▸ Task: Search the records below for the string "this", and report each line that contains it.

-.-.-

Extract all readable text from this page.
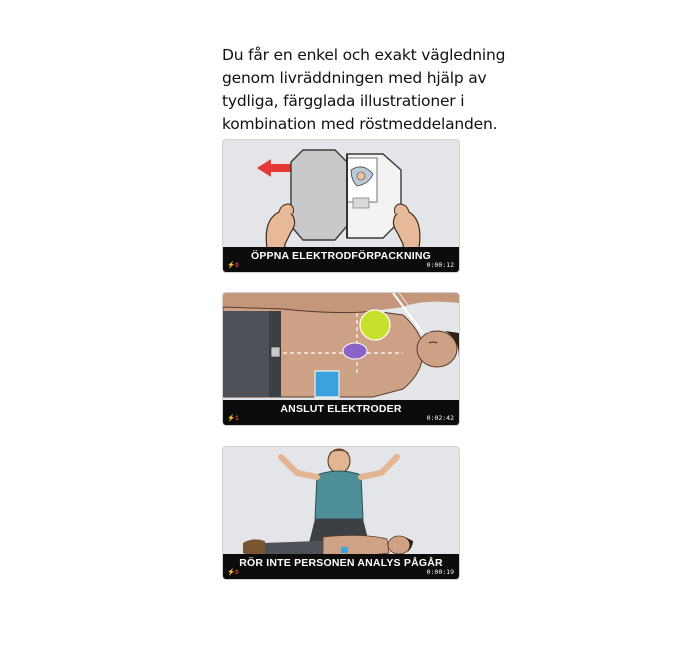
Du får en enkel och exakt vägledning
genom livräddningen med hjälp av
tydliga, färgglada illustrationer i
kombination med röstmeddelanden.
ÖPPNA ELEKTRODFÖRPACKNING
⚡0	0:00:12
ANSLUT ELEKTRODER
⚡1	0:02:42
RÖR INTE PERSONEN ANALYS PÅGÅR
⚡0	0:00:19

-.-.-

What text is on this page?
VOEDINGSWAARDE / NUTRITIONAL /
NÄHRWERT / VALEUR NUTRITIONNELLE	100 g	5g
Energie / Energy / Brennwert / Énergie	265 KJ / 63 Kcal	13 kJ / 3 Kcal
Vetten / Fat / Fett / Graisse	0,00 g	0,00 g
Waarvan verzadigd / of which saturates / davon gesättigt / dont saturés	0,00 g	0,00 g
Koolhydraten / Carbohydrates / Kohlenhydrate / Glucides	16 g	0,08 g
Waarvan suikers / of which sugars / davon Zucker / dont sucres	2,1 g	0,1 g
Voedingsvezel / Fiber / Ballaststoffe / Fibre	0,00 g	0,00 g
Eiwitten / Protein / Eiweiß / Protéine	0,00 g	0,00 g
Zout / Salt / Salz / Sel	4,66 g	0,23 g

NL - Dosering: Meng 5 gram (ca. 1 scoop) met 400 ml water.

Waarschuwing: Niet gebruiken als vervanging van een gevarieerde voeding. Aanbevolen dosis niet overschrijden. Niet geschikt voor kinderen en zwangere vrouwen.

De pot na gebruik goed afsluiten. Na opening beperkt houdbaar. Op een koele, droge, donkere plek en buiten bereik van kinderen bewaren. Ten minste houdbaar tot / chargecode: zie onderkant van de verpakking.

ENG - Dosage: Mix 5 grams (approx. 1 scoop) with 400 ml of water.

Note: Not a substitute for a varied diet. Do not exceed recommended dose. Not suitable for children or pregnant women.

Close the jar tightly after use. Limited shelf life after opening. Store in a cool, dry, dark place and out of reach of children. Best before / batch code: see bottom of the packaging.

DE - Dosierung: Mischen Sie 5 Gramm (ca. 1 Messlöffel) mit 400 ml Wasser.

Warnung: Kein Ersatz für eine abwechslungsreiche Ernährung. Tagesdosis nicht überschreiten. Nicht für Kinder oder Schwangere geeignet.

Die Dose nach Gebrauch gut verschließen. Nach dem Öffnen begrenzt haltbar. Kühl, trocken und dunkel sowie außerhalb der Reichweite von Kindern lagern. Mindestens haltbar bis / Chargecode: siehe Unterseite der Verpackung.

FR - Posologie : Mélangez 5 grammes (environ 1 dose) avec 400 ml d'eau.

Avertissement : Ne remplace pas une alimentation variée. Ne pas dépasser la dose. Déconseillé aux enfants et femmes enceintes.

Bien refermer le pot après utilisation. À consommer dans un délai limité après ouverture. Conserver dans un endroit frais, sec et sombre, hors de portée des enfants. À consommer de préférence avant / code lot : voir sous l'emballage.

-.-.-

▸ Result of the exercise:
Extract all readable text from this page.
What text is on this page?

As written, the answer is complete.